Extracted records —
-------
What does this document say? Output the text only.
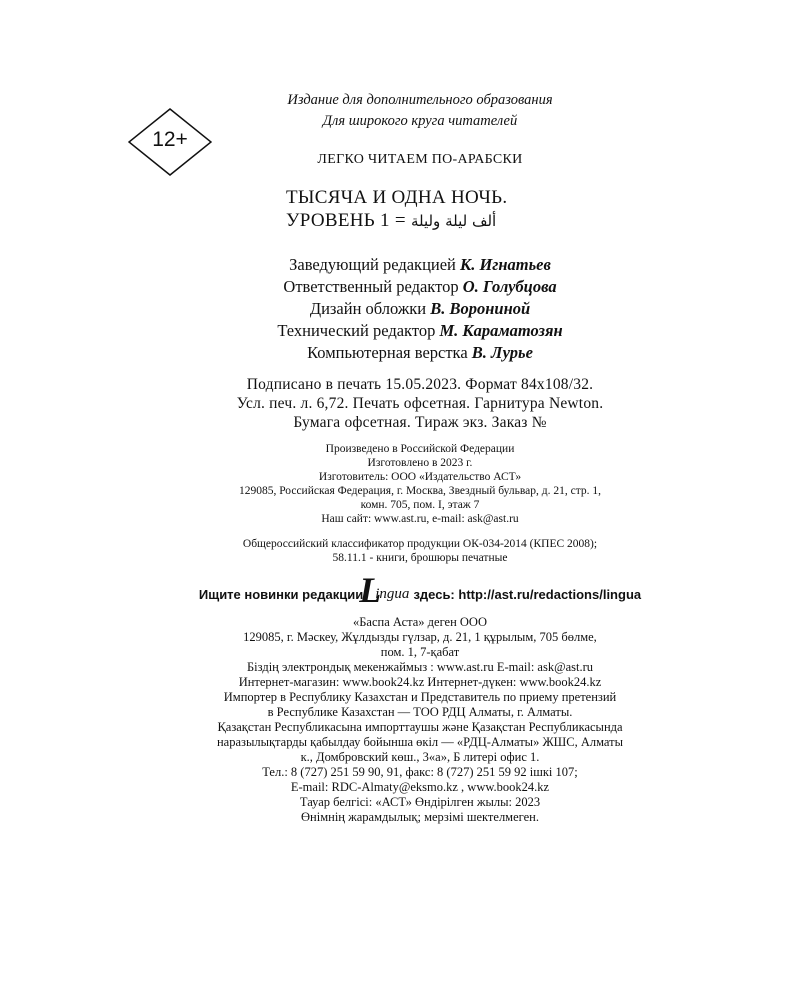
12+
Издание для дополнительного образования
Для широкого круга читателей
ЛЕГКО ЧИТАЕМ ПО-АРАБСКИ
ТЫСЯЧА И ОДНА НОЧЬ.
УРОВЕНЬ 1 = ألف ليلة وليلة
Заведующий редакцией К. Игнатьев
Ответственный редактор О. Голубцова
Дизайн обложки В. Ворониной
Технический редактор М. Караматозян
Компьютерная верстка В. Лурье
Подписано в печать 15.05.2023. Формат 84x108/32.
Усл. печ. л. 6,72. Печать офсетная. Гарнитура Newton.
Бумага офсетная. Тираж экз. Заказ №
Произведено в Российской Федерации
Изготовлено в 2023 г.
Изготовитель: ООО «Издательство АСТ»
129085, Российская Федерация, г. Москва, Звездный бульвар, д. 21, стр. 1,
комн. 705, пом. I, этаж 7
Наш сайт: www.ast.ru, e-mail: ask@ast.ru
Общероссийский классификатор продукции ОК-034-2014 (КПЕС 2008);
58.11.1 - книги, брошюры печатные
Ищите новинки редакции
L
ingua здесь: http://ast.ru/redactions/lingua
«Баспа Аста» деген ООО
129085, г. Мәскеу, Жұлдызды гүлзар, д. 21, 1 құрылым, 705 бөлме,
пом. 1, 7-қабат
Біздің электрондық мекенжаймыз : www.ast.ru E-mail: ask@ast.ru
Интернет-магазин: www.book24.kz Интернет-дүкен: www.book24.kz
Импортер в Республику Казахстан и Представитель по приему претензий
в Республике Казахстан — ТОО РДЦ Алматы, г. Алматы.
Қазақстан Республикасына импорттаушы және Қазақстан Республикасында
наразылықтарды қабылдау бойынша өкіл — «РДЦ-Алматы» ЖШС, Алматы
к., Домбровский көш., 3«а», Б литері офис 1.
Тел.: 8 (727) 251 59 90, 91, факс: 8 (727) 251 59 92 ішкі 107;
E-mail: RDC-Almaty@eksmo.kz , www.book24.kz
Тауар белгісі: «АСТ» Өндірілген жылы: 2023
Өнімнің жарамдылық; мерзімі шектелмеген.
-------
What number of lines in the records contain the word "Казахстан"? Answer with that number alone.

FULL SOLUTION —
2